Written problem. Repeat, without any change, the entries presented below.

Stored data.
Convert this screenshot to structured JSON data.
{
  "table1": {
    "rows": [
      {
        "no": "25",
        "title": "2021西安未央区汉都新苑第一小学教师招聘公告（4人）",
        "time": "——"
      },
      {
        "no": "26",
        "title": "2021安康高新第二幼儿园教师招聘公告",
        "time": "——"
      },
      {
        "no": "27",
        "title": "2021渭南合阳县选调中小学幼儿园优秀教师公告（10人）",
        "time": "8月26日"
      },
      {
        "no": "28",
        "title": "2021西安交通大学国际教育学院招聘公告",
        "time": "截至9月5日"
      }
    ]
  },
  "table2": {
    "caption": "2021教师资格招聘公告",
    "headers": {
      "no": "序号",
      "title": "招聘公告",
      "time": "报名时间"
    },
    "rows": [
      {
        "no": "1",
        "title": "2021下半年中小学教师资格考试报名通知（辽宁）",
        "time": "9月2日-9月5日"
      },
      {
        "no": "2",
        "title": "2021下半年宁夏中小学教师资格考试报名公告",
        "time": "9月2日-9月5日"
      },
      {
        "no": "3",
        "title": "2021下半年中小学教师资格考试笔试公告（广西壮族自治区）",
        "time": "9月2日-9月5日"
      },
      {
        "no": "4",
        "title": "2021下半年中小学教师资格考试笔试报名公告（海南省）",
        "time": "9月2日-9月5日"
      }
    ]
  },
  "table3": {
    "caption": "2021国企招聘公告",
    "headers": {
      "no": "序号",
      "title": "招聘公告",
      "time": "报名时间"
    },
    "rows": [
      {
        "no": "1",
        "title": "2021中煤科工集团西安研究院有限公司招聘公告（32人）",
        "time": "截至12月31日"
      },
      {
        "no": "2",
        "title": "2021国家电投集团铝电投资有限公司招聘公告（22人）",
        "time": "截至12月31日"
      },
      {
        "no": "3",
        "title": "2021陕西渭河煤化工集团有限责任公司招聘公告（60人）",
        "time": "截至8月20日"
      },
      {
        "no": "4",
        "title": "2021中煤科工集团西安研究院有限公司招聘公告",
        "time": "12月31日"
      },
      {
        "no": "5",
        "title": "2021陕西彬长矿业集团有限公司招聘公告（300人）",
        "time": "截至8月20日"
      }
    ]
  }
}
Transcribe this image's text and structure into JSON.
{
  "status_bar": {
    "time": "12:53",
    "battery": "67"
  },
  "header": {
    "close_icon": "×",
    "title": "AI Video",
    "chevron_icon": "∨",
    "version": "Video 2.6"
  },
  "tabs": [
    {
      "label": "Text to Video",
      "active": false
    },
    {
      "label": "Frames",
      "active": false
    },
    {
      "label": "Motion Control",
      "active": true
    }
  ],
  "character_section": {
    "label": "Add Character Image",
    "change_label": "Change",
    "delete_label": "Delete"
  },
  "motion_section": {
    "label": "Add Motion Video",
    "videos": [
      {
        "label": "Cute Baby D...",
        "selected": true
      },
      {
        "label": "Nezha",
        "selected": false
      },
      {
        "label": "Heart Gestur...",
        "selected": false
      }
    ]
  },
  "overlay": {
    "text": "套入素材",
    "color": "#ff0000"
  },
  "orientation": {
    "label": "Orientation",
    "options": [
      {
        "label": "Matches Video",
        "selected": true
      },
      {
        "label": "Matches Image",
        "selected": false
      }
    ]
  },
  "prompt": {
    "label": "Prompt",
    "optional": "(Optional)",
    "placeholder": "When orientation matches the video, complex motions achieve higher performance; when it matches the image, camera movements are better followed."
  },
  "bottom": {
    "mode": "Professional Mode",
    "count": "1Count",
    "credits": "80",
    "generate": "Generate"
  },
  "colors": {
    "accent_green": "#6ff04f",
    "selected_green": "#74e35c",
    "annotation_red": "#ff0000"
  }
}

Solution for this problem.
Convert this screenshot to structured JSON data.
{
  "table1": {
    "rows": [
      {
        "no": "25",
        "title": "2021西安未央区汉都新苑第一小学教师招聘公告（4人）",
        "time": "——"
      },
      {
        "no": "26",
        "title": "2021安康高新第二幼儿园教师招聘公告",
        "time": "——"
      },
      {
        "no": "27",
        "title": "2021渭南合阳县选调中小学幼儿园优秀教师公告（10人）",
        "time": "8月26日"
      },
      {
        "no": "28",
        "title": "2021西安交通大学国际教育学院招聘公告",
        "time": "截至9月5日"
      }
    ]
  },
  "table2": {
    "caption": "2021教师资格招聘公告",
    "headers": {
      "no": "序号",
      "title": "招聘公告",
      "time": "报名时间"
    },
    "rows": [
      {
        "no": "1",
        "title": "2021下半年中小学教师资格考试报名通知（辽宁）",
        "time": "9月2日-9月5日"
      },
      {
        "no": "2",
        "title": "2021下半年宁夏中小学教师资格考试报名公告",
        "time": "9月2日-9月5日"
      },
      {
        "no": "3",
        "title": "2021下半年中小学教师资格考试笔试公告（广西壮族自治区）",
        "time": "9月2日-9月5日"
      },
      {
        "no": "4",
        "title": "2021下半年中小学教师资格考试笔试报名公告（海南省）",
        "time": "9月2日-9月5日"
      }
    ]
  },
  "table3": {
    "caption": "2021国企招聘公告",
    "headers": {
      "no": "序号",
      "title": "招聘公告",
      "time": "报名时间"
    },
    "rows": [
      {
        "no": "1",
        "title": "2021中煤科工集团西安研究院有限公司招聘公告（32人）",
        "time": "截至12月31日"
      },
      {
        "no": "2",
        "title": "2021国家电投集团铝电投资有限公司招聘公告（22人）",
        "time": "截至12月31日"
      },
      {
        "no": "3",
        "title": "2021陕西渭河煤化工集团有限责任公司招聘公告（60人）",
        "time": "截至8月20日"
      },
      {
        "no": "4",
        "title": "2021中煤科工集团西安研究院有限公司招聘公告",
        "time": "12月31日"
      },
      {
        "no": "5",
        "title": "2021陕西彬长矿业集团有限公司招聘公告（300人）",
        "time": "截至8月20日"
      }
    ]
  }
}
Transcribe this image's text and structure into JSON.
{
  "status_bar": {
    "time": "12:53",
    "battery": "67"
  },
  "header": {
    "close_icon": "×",
    "title": "AI Video",
    "chevron_icon": "∨",
    "version": "Video 2.6"
  },
  "tabs": [
    {
      "label": "Text to Video",
      "active": false
    },
    {
      "label": "Frames",
      "active": false
    },
    {
      "label": "Motion Control",
      "active": true
    }
  ],
  "character_section": {
    "label": "Add Character Image",
    "change_label": "Change",
    "delete_label": "Delete"
  },
  "motion_section": {
    "label": "Add Motion Video",
    "videos": [
      {
        "label": "Cute Baby D...",
        "selected": true
      },
      {
        "label": "Nezha",
        "selected": false
      },
      {
        "label": "Heart Gestur...",
        "selected": false
      }
    ]
  },
  "overlay": {
    "text": "套入素材",
    "color": "#ff0000"
  },
  "orientation": {
    "label": "Orientation",
    "options": [
      {
        "label": "Matches Video",
        "selected": true
      },
      {
        "label": "Matches Image",
        "selected": false
      }
    ]
  },
  "prompt": {
    "label": "Prompt",
    "optional": "(Optional)",
    "placeholder": "When orientation matches the video, complex motions achieve higher performance; when it matches the image, camera movements are better followed."
  },
  "bottom": {
    "mode": "Professional Mode",
    "count": "1Count",
    "credits": "80",
    "generate": "Generate"
  },
  "colors": {
    "accent_green": "#6ff04f",
    "selected_green": "#74e35c",
    "annotation_red": "#ff0000"
  }
}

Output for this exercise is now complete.